[Exercise directions] Don't copy the pictures; return every other part of the records exactly.

_ _ _ _

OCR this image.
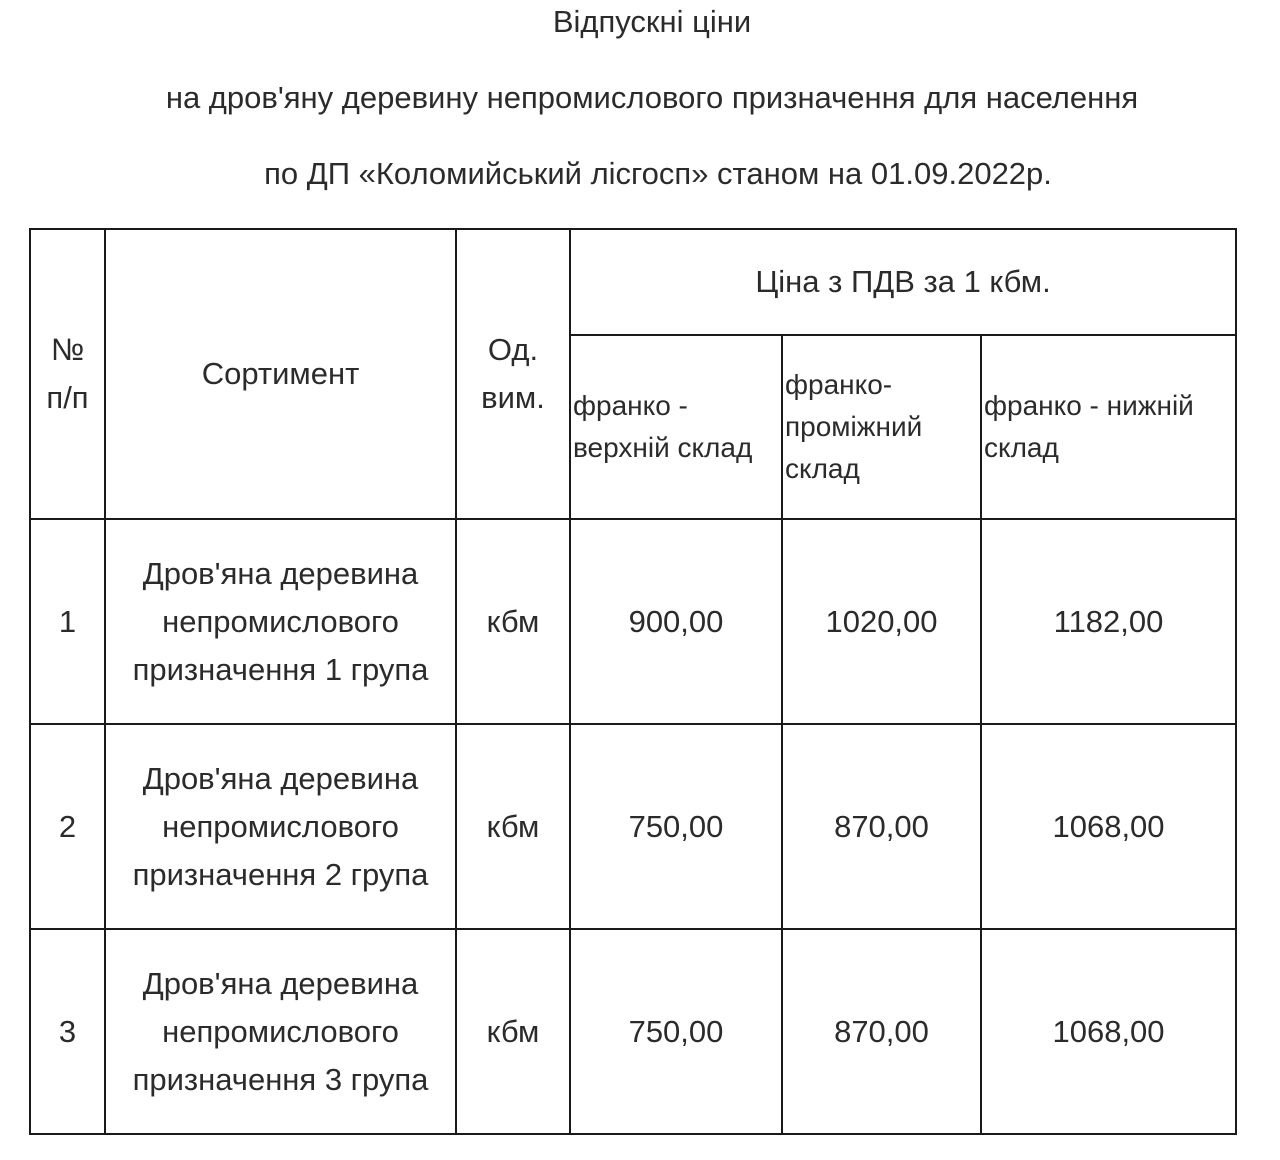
Відпускні ціни
на дров'яну деревину непромислового призначення для населення
по ДП «Коломийський лісгосп» станом на 01.09.2022р.
№ п/п	Сортимент	Од. вим.	Ціна з ПДВ за 1 кбм.		
			франко - верхній склад	франко-проміжний склад	франко - нижній склад
1	Дров'яна деревина непромислового призначення 1 група	кбм	900,00	1020,00	1182,00
2	Дров'яна деревина непромислового призначення 2 група	кбм	750,00	870,00	1068,00
3	Дров'яна деревина непромислового призначення 3 група	кбм	750,00	870,00	1068,00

_ _ _ _

[Output for this task]
OCR this image.
Відпускні ціни
на дров'яну деревину непромислового призначення для населення
по ДП «Коломийський лісгосп» станом на 01.09.2022р.
№ п/п	Сортимент	Од. вим.	Ціна з ПДВ за 1 кбм.		
			франко - верхній склад	франко-проміжний склад	франко - нижній склад
1	Дров'яна деревина непромислового призначення 1 група	кбм	900,00	1020,00	1182,00
2	Дров'яна деревина непромислового призначення 2 група	кбм	750,00	870,00	1068,00
3	Дров'яна деревина непромислового призначення 3 група	кбм	750,00	870,00	1068,00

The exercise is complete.